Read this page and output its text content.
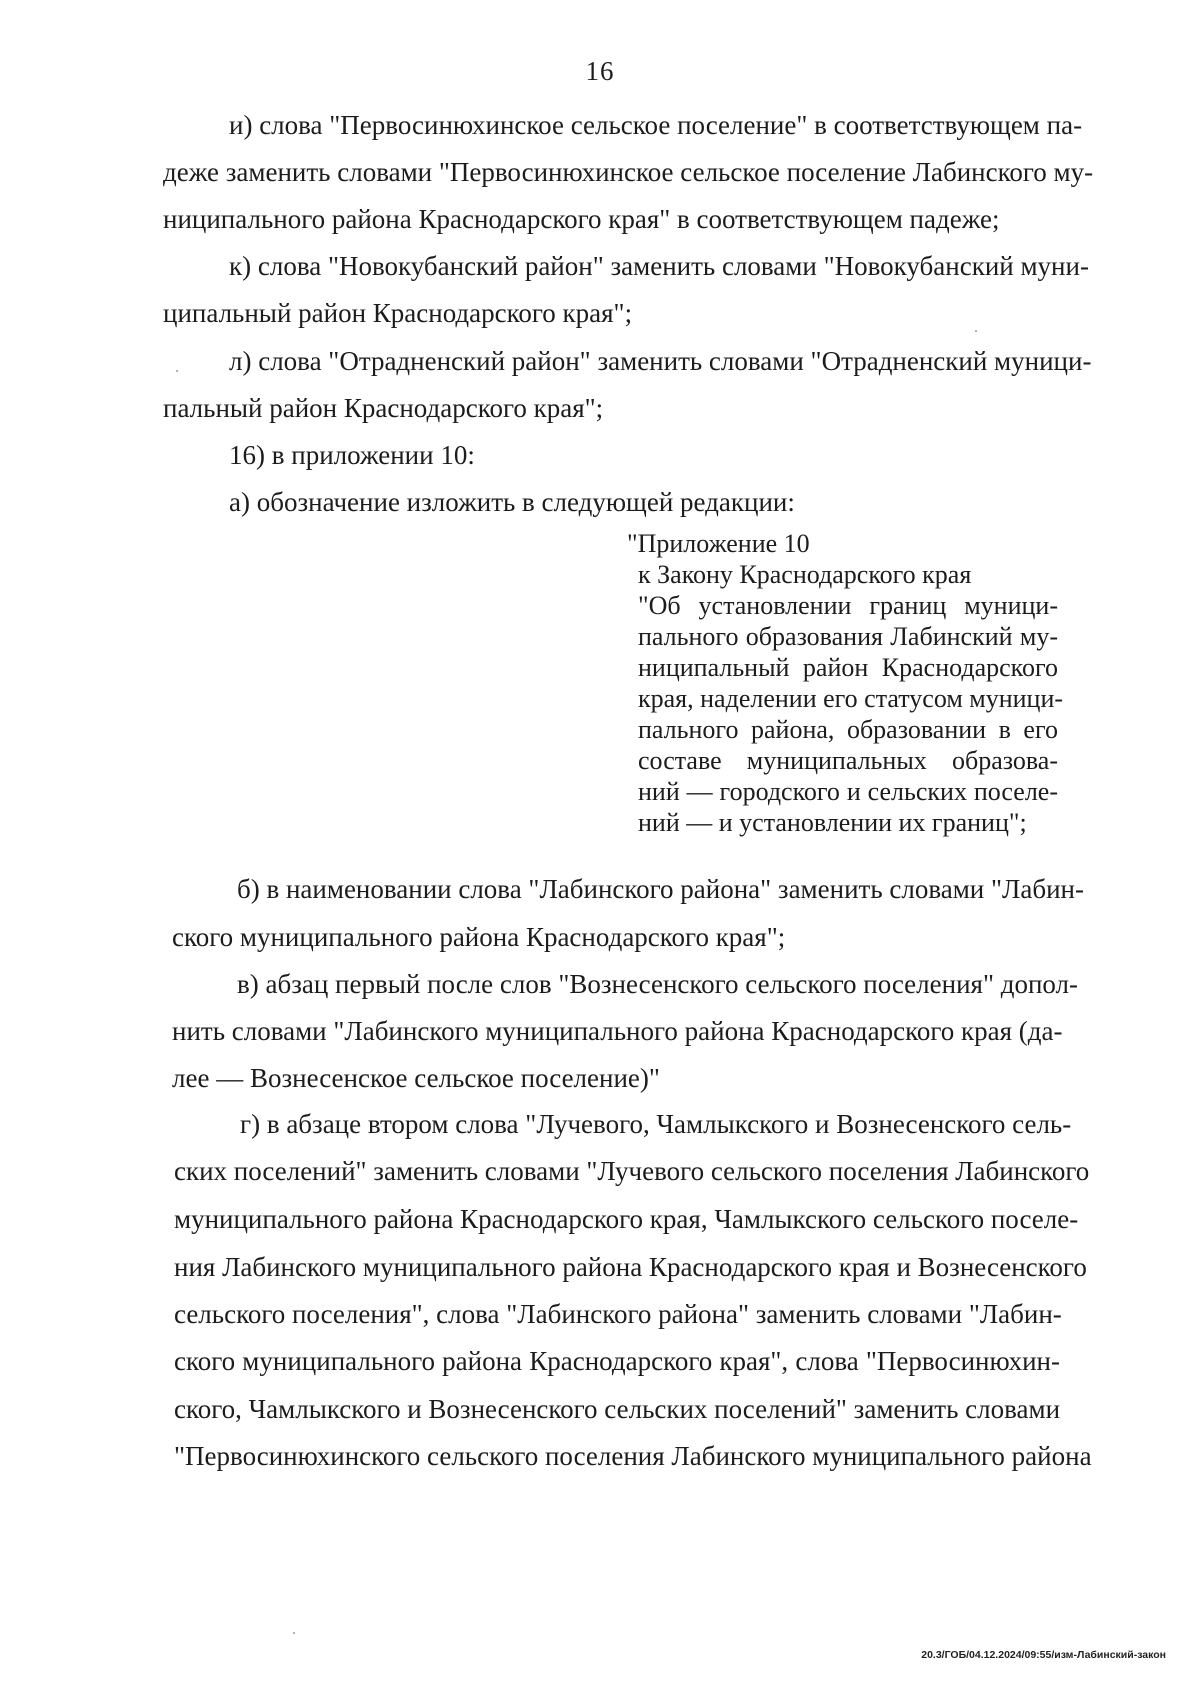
16
и) слова "Первосинюхинское сельское поселение" в соответствующем па-
деже заменить словами "Первосинюхинское сельское поселение Лабинского му-
ниципального района Краснодарского края" в соответствующем падеже;
к) слова "Новокубанский район" заменить словами "Новокубанский муни-
ципальный район Краснодарского края";
л) слова "Отрадненский район" заменить словами "Отрадненский муници-
пальный район Краснодарского края";
16) в приложении 10:
а) обозначение изложить в следующей редакции:
"Приложение 10
к Закону Краснодарского края
"Об установлении границ муници-
пального образования Лабинский му-
ниципальный район Краснодарского
края, наделении его статусом муници-
пального района, образовании в его
составе муниципальных образова-
ний — городского и сельских поселе-
ний — и установлении их границ";
б) в наименовании слова "Лабинского района" заменить словами "Лабин-
ского муниципального района Краснодарского края";
в) абзац первый после слов "Вознесенского сельского поселения" допол-
нить словами "Лабинского муниципального района Краснодарского края (да-
лее — Вознесенское сельское поселение)"
г) в абзаце втором слова "Лучевого, Чамлыкского и Вознесенского сель-
ских поселений" заменить словами "Лучевого сельского поселения Лабинского
муниципального района Краснодарского края, Чамлыкского сельского поселе-
ния Лабинского муниципального района Краснодарского края и Вознесенского
сельского поселения", слова "Лабинского района" заменить словами "Лабин-
ского муниципального района Краснодарского края", слова "Первосинюхин-
ского, Чамлыкского и Вознесенского сельских поселений" заменить словами
"Первосинюхинского сельского поселения Лабинского муниципального района
20.3/ГОБ/04.12.2024/09:55/изм-Лабинский-закон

::::

Scan the lines above for "Чамлыкского", then copy every one that has it.

= WRITTEN RESPONSE =
г) в абзаце втором слова "Лучевого, Чамлыкского и Вознесенского сель-
муниципального района Краснодарского края, Чамлыкского сельского поселе-
ского, Чамлыкского и Вознесенского сельских поселений" заменить словами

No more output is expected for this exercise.